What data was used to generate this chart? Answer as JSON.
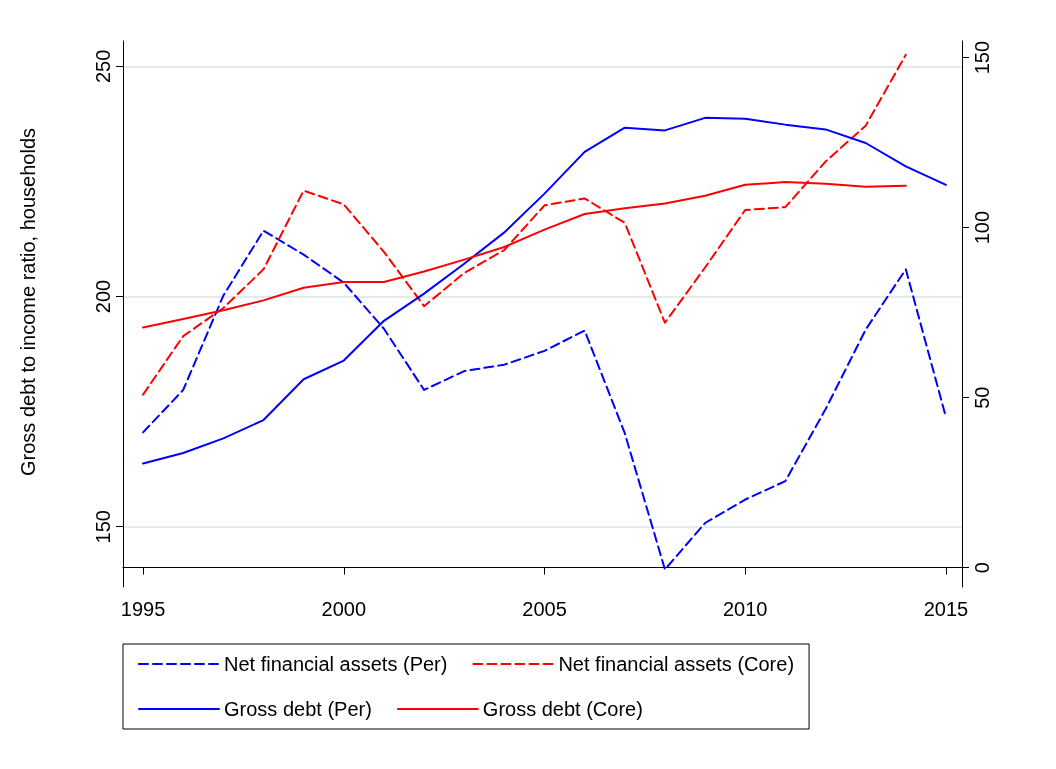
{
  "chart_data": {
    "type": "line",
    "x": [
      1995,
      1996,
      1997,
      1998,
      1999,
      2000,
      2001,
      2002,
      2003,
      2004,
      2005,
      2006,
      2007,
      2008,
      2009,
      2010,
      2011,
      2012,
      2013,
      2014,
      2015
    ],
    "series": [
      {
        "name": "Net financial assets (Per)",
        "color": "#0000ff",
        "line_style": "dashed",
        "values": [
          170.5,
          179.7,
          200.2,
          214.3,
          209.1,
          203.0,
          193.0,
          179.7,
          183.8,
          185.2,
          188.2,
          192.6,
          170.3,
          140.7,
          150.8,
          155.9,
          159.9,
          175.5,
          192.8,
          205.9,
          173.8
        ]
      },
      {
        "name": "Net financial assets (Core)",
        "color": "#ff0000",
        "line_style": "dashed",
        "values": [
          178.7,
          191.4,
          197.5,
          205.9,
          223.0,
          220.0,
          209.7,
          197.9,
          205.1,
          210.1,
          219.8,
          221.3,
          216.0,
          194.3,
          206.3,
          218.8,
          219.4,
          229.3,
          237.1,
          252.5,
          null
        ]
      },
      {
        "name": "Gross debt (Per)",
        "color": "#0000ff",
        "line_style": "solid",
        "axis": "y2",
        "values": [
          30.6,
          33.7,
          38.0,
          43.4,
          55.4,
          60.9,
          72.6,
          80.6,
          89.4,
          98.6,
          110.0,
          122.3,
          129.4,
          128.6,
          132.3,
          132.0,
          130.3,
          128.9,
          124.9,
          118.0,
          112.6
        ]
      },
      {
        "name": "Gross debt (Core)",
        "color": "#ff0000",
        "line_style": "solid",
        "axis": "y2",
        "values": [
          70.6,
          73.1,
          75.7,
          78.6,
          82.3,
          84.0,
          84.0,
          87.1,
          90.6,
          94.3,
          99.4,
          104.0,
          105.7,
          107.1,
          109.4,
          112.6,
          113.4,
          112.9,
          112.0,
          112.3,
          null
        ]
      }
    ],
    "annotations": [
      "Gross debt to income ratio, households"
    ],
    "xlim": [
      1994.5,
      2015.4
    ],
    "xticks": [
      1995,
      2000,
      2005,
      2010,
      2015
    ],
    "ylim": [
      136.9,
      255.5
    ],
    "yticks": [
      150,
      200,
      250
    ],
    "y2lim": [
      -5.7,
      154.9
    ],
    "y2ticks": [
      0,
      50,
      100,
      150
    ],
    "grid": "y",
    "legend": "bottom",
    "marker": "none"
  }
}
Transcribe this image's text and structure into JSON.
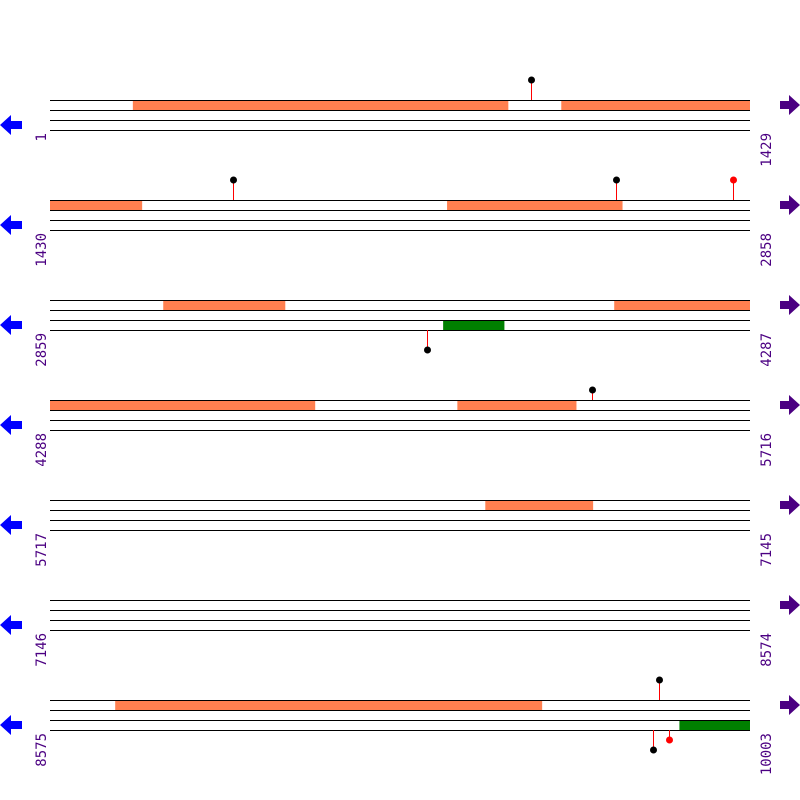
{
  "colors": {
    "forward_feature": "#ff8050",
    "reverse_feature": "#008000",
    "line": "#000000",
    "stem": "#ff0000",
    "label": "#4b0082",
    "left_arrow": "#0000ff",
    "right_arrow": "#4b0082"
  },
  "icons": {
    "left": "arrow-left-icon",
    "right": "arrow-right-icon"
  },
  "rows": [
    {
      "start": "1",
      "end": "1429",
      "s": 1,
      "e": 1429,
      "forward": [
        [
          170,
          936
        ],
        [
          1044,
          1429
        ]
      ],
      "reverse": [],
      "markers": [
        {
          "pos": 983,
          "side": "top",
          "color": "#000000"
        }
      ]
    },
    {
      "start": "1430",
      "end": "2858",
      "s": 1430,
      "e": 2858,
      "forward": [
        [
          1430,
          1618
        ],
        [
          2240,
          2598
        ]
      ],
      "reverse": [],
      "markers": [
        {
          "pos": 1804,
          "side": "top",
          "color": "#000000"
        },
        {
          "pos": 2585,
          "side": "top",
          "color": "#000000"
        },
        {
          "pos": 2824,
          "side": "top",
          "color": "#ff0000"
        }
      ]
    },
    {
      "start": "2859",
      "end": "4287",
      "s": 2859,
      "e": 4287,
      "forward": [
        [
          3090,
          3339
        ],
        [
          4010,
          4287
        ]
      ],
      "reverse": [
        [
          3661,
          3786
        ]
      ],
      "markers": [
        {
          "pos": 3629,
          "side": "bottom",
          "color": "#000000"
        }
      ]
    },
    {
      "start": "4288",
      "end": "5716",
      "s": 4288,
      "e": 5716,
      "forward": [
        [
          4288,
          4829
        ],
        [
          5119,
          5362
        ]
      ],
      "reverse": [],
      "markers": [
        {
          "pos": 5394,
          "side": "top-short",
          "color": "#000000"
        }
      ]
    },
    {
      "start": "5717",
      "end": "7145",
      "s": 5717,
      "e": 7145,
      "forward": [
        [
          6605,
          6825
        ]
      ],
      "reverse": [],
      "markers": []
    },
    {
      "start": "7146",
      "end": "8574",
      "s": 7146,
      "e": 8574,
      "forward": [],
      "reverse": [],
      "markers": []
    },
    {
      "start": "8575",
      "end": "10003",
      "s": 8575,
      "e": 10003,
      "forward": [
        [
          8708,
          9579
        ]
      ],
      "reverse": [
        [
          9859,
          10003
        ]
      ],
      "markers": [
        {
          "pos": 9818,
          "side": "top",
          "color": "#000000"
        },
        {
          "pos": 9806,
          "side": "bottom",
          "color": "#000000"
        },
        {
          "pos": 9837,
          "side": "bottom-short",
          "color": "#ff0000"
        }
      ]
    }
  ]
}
• • • •
Copy every single line of the material above that holds "assets".

        "name": "Net financial assets (Per)",
        "name": "Net financial assets (Core)",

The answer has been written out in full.